# What is asked:
Look for the string "this" and copy every line that has it.

# Data:
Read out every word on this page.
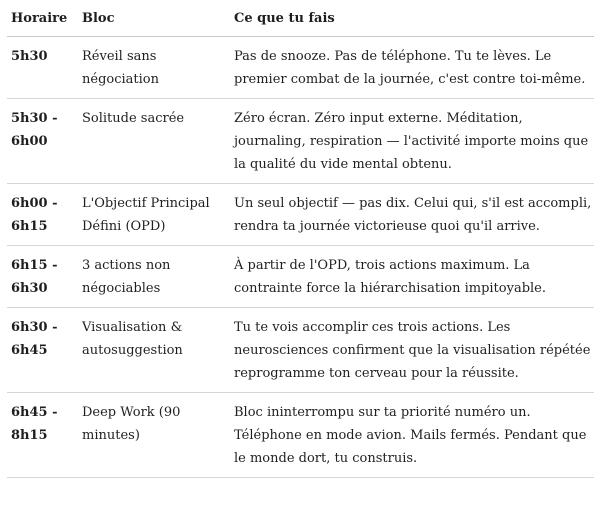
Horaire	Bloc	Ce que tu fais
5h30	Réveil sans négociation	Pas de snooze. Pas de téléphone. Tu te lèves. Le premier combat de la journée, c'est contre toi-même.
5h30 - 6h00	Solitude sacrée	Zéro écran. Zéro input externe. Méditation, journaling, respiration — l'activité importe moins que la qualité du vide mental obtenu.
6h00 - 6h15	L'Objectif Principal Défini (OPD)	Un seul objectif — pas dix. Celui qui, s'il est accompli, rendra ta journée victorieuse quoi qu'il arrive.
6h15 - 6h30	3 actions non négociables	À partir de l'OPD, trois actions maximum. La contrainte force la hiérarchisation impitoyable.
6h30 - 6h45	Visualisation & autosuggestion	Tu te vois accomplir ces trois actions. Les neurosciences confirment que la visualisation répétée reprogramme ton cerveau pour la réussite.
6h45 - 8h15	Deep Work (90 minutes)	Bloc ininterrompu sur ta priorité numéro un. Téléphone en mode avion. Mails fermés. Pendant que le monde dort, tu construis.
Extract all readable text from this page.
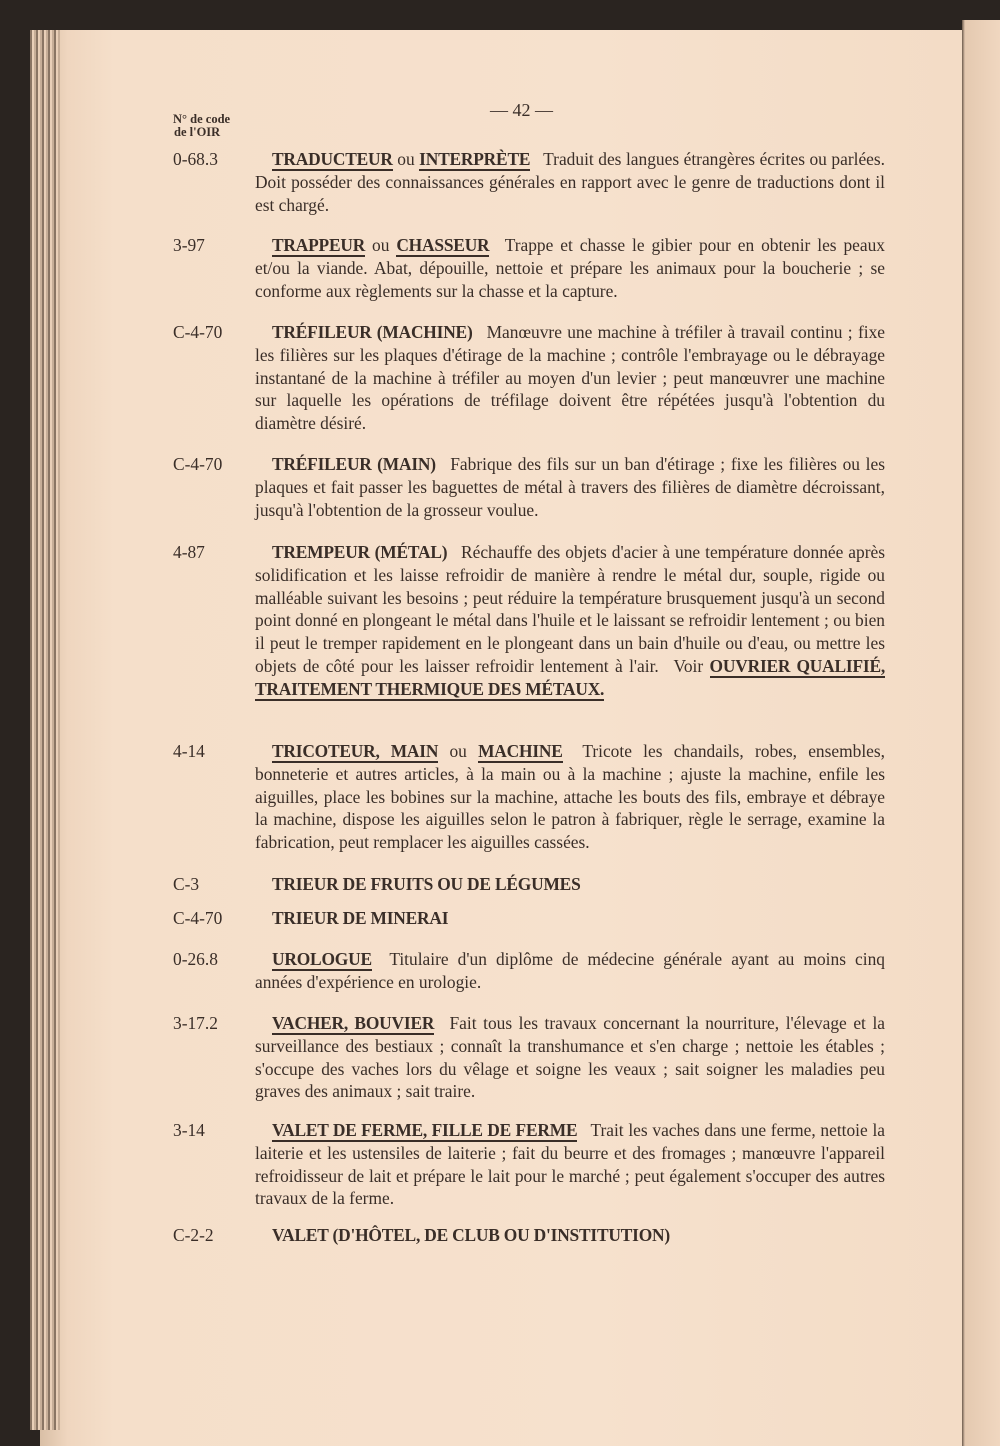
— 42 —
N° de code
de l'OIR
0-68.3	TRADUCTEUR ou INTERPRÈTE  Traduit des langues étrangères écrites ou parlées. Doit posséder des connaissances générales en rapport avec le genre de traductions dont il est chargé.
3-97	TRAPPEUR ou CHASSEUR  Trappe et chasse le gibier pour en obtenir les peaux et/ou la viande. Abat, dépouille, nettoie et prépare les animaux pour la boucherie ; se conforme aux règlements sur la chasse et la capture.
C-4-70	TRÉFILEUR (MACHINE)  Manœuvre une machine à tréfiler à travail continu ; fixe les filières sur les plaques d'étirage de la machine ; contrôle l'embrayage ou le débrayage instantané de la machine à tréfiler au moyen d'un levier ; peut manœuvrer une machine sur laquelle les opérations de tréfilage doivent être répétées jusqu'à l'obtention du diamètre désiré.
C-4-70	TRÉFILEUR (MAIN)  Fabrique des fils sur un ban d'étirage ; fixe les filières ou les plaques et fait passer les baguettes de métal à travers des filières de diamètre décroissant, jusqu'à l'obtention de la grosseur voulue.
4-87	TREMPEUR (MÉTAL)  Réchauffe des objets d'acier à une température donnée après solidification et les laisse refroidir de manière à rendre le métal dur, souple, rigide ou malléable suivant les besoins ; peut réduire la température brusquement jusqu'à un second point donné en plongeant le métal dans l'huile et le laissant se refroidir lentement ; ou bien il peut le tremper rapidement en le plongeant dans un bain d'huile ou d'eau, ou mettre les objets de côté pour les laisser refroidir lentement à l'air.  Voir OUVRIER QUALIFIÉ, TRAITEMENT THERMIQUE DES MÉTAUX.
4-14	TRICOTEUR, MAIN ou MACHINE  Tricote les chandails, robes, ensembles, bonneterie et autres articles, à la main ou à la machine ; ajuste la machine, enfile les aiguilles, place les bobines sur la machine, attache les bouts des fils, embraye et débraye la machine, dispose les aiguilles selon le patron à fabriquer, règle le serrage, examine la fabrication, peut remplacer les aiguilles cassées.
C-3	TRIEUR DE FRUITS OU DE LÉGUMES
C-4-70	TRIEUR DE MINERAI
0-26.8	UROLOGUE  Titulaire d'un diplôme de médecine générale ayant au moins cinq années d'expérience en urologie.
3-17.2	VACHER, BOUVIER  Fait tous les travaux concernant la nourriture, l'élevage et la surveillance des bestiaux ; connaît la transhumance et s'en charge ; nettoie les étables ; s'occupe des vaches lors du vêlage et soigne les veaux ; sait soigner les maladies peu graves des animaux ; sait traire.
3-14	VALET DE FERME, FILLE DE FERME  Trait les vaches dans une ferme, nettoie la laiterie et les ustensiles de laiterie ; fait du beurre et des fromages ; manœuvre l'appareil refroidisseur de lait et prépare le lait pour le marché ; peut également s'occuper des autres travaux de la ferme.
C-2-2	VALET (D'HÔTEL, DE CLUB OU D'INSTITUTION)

# Exercise solution:
Read out every word on this page.
Extract all readable text from this page.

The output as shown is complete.